◆ **OBJECTIVE**: Reproduce the records that follow in full, excluding any picture they contain.
─── EXERCISE INPUT
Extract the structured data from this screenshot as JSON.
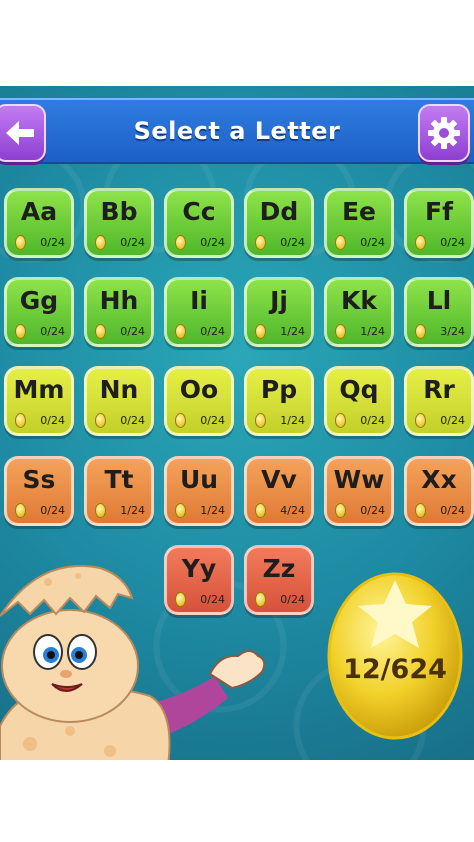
{
  "header": {
    "title": "Select a Letter",
    "back_icon": "back-arrow-icon",
    "settings_icon": "gear-icon",
    "colors": {
      "bar": "#2f7de0",
      "button": "#a55be0"
    }
  },
  "letters": [
    {
      "label": "Aa",
      "score": "0/24",
      "color": "green"
    },
    {
      "label": "Bb",
      "score": "0/24",
      "color": "green"
    },
    {
      "label": "Cc",
      "score": "0/24",
      "color": "green"
    },
    {
      "label": "Dd",
      "score": "0/24",
      "color": "green"
    },
    {
      "label": "Ee",
      "score": "0/24",
      "color": "green"
    },
    {
      "label": "Ff",
      "score": "0/24",
      "color": "green"
    },
    {
      "label": "Gg",
      "score": "0/24",
      "color": "green"
    },
    {
      "label": "Hh",
      "score": "0/24",
      "color": "green"
    },
    {
      "label": "Ii",
      "score": "0/24",
      "color": "green"
    },
    {
      "label": "Jj",
      "score": "1/24",
      "color": "green"
    },
    {
      "label": "Kk",
      "score": "1/24",
      "color": "green"
    },
    {
      "label": "Ll",
      "score": "3/24",
      "color": "green"
    },
    {
      "label": "Mm",
      "score": "0/24",
      "color": "lime"
    },
    {
      "label": "Nn",
      "score": "0/24",
      "color": "lime"
    },
    {
      "label": "Oo",
      "score": "0/24",
      "color": "lime"
    },
    {
      "label": "Pp",
      "score": "1/24",
      "color": "lime"
    },
    {
      "label": "Qq",
      "score": "0/24",
      "color": "lime"
    },
    {
      "label": "Rr",
      "score": "0/24",
      "color": "lime"
    },
    {
      "label": "Ss",
      "score": "0/24",
      "color": "orange"
    },
    {
      "label": "Tt",
      "score": "1/24",
      "color": "orange"
    },
    {
      "label": "Uu",
      "score": "1/24",
      "color": "orange"
    },
    {
      "label": "Vv",
      "score": "4/24",
      "color": "orange"
    },
    {
      "label": "Ww",
      "score": "0/24",
      "color": "orange"
    },
    {
      "label": "Xx",
      "score": "0/24",
      "color": "orange"
    },
    {
      "label": "Yy",
      "score": "0/24",
      "color": "red"
    },
    {
      "label": "Zz",
      "score": "0/24",
      "color": "red"
    }
  ],
  "total": {
    "count": "12/624",
    "icon": "golden-egg-star-icon"
  },
  "mascot": {
    "icon": "hatching-egg-character"
  }
}
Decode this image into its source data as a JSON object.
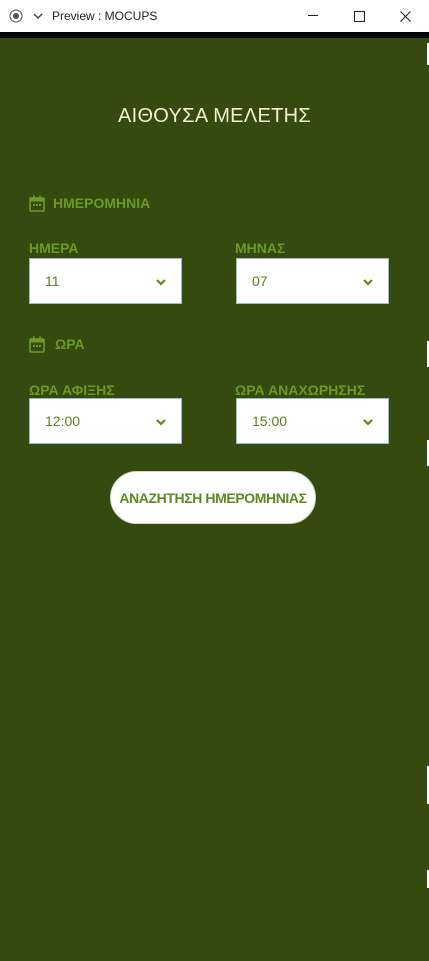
──────
◆ **WRITTEN RESPONSE**:
Extract the structured data from this screenshot as JSON.
{
  "header": {
    "title": "Select a Letter",
    "back_icon": "back-arrow-icon",
    "settings_icon": "gear-icon",
    "colors": {
      "bar": "#2f7de0",
      "button": "#a55be0"
    }
  },
  "letters": [
    {
      "label": "Aa",
      "score": "0/24",
      "color": "green"
    },
    {
      "label": "Bb",
      "score": "0/24",
      "color": "green"
    },
    {
      "label": "Cc",
      "score": "0/24",
      "color": "green"
    },
    {
      "label": "Dd",
      "score": "0/24",
      "color": "green"
    },
    {
      "label": "Ee",
      "score": "0/24",
      "color": "green"
    },
    {
      "label": "Ff",
      "score": "0/24",
      "color": "green"
    },
    {
      "label": "Gg",
      "score": "0/24",
      "color": "green"
    },
    {
      "label": "Hh",
      "score": "0/24",
      "color": "green"
    },
    {
      "label": "Ii",
      "score": "0/24",
      "color": "green"
    },
    {
      "label": "Jj",
      "score": "1/24",
      "color": "green"
    },
    {
      "label": "Kk",
      "score": "1/24",
      "color": "green"
    },
    {
      "label": "Ll",
      "score": "3/24",
      "color": "green"
    },
    {
      "label": "Mm",
      "score": "0/24",
      "color": "lime"
    },
    {
      "label": "Nn",
      "score": "0/24",
      "color": "lime"
    },
    {
      "label": "Oo",
      "score": "0/24",
      "color": "lime"
    },
    {
      "label": "Pp",
      "score": "1/24",
      "color": "lime"
    },
    {
      "label": "Qq",
      "score": "0/24",
      "color": "lime"
    },
    {
      "label": "Rr",
      "score": "0/24",
      "color": "lime"
    },
    {
      "label": "Ss",
      "score": "0/24",
      "color": "orange"
    },
    {
      "label": "Tt",
      "score": "1/24",
      "color": "orange"
    },
    {
      "label": "Uu",
      "score": "1/24",
      "color": "orange"
    },
    {
      "label": "Vv",
      "score": "4/24",
      "color": "orange"
    },
    {
      "label": "Ww",
      "score": "0/24",
      "color": "orange"
    },
    {
      "label": "Xx",
      "score": "0/24",
      "color": "orange"
    },
    {
      "label": "Yy",
      "score": "0/24",
      "color": "red"
    },
    {
      "label": "Zz",
      "score": "0/24",
      "color": "red"
    }
  ],
  "total": {
    "count": "12/624",
    "icon": "golden-egg-star-icon"
  },
  "mascot": {
    "icon": "hatching-egg-character"
  }
}
Decode this image into its source data as a JSON object.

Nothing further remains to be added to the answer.